Extract the entries in their exact form.

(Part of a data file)
↓↓↓

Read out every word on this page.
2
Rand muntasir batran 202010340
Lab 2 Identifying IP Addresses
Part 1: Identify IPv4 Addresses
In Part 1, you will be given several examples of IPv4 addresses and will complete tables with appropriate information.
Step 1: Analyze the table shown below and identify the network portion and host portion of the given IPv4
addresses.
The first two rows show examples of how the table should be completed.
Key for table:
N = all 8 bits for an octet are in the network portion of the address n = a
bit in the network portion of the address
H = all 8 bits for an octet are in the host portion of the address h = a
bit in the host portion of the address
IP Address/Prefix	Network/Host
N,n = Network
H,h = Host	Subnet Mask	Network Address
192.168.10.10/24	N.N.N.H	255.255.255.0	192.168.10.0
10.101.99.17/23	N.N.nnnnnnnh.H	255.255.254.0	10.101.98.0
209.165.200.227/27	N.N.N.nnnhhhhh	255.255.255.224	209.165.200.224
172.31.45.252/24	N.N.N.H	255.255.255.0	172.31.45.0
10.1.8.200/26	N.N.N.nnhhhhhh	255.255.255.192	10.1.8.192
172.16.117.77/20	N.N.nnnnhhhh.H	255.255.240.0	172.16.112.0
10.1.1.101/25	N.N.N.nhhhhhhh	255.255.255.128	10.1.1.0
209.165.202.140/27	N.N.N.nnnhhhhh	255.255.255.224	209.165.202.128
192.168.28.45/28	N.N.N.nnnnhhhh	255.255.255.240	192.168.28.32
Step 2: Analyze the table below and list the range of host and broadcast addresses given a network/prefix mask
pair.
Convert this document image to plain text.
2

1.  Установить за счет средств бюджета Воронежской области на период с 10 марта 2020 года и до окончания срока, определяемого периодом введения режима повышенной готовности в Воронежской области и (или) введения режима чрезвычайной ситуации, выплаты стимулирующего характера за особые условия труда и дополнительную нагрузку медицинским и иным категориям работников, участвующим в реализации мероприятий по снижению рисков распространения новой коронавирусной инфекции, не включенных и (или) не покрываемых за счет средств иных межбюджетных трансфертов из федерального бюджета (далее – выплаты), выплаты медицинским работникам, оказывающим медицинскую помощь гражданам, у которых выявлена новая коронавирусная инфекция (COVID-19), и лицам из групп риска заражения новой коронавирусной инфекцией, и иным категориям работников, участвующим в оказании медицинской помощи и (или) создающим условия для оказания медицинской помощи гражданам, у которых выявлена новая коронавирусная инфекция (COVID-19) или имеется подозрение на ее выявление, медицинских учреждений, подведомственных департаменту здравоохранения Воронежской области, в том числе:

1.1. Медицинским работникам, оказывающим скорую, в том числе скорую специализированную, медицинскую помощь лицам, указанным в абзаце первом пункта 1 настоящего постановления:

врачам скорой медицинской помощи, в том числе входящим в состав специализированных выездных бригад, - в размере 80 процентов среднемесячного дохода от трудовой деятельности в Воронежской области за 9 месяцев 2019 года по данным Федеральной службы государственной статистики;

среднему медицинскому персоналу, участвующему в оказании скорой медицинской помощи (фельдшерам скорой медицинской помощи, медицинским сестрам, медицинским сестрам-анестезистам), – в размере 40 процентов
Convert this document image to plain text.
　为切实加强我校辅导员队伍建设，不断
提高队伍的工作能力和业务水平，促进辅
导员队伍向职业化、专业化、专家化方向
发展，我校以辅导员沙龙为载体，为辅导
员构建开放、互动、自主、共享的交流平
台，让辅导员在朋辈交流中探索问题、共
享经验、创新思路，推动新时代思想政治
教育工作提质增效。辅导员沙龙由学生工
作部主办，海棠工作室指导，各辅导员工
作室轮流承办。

↑↑↑

- **RESPONSE FOR THIS EXERCISE**
Read out every word on this page.
2
Rand muntasir batran 202010340
Lab 2 Identifying IP Addresses
Part 1: Identify IPv4 Addresses
In Part 1, you will be given several examples of IPv4 addresses and will complete tables with appropriate information.
Step 1: Analyze the table shown below and identify the network portion and host portion of the given IPv4
addresses.
The first two rows show examples of how the table should be completed.
Key for table:
N = all 8 bits for an octet are in the network portion of the address n = a
bit in the network portion of the address
H = all 8 bits for an octet are in the host portion of the address h = a
bit in the host portion of the address
IP Address/Prefix	Network/Host
N,n = Network
H,h = Host	Subnet Mask	Network Address
192.168.10.10/24	N.N.N.H	255.255.255.0	192.168.10.0
10.101.99.17/23	N.N.nnnnnnnh.H	255.255.254.0	10.101.98.0
209.165.200.227/27	N.N.N.nnnhhhhh	255.255.255.224	209.165.200.224
172.31.45.252/24	N.N.N.H	255.255.255.0	172.31.45.0
10.1.8.200/26	N.N.N.nnhhhhhh	255.255.255.192	10.1.8.192
172.16.117.77/20	N.N.nnnnhhhh.H	255.255.240.0	172.16.112.0
10.1.1.101/25	N.N.N.nhhhhhhh	255.255.255.128	10.1.1.0
209.165.202.140/27	N.N.N.nnnhhhhh	255.255.255.224	209.165.202.128
192.168.28.45/28	N.N.N.nnnnhhhh	255.255.255.240	192.168.28.32
Step 2: Analyze the table below and list the range of host and broadcast addresses given a network/prefix mask
pair.
Convert this document image to plain text.
2

1.  Установить за счет средств бюджета Воронежской области на период с 10 марта 2020 года и до окончания срока, определяемого периодом введения режима повышенной готовности в Воронежской области и (или) введения режима чрезвычайной ситуации, выплаты стимулирующего характера за особые условия труда и дополнительную нагрузку медицинским и иным категориям работников, участвующим в реализации мероприятий по снижению рисков распространения новой коронавирусной инфекции, не включенных и (или) не покрываемых за счет средств иных межбюджетных трансфертов из федерального бюджета (далее – выплаты), выплаты медицинским работникам, оказывающим медицинскую помощь гражданам, у которых выявлена новая коронавирусная инфекция (COVID-19), и лицам из групп риска заражения новой коронавирусной инфекцией, и иным категориям работников, участвующим в оказании медицинской помощи и (или) создающим условия для оказания медицинской помощи гражданам, у которых выявлена новая коронавирусная инфекция (COVID-19) или имеется подозрение на ее выявление, медицинских учреждений, подведомственных департаменту здравоохранения Воронежской области, в том числе:

1.1. Медицинским работникам, оказывающим скорую, в том числе скорую специализированную, медицинскую помощь лицам, указанным в абзаце первом пункта 1 настоящего постановления:

врачам скорой медицинской помощи, в том числе входящим в состав специализированных выездных бригад, - в размере 80 процентов среднемесячного дохода от трудовой деятельности в Воронежской области за 9 месяцев 2019 года по данным Федеральной службы государственной статистики;

среднему медицинскому персоналу, участвующему в оказании скорой медицинской помощи (фельдшерам скорой медицинской помощи, медицинским сестрам, медицинским сестрам-анестезистам), – в размере 40 процентов
Convert this document image to plain text.
　为切实加强我校辅导员队伍建设，不断
提高队伍的工作能力和业务水平，促进辅
导员队伍向职业化、专业化、专家化方向
发展，我校以辅导员沙龙为载体，为辅导
员构建开放、互动、自主、共享的交流平
台，让辅导员在朋辈交流中探索问题、共
享经验、创新思路，推动新时代思想政治
教育工作提质增效。辅导员沙龙由学生工
作部主办，海棠工作室指导，各辅导员工
作室轮流承办。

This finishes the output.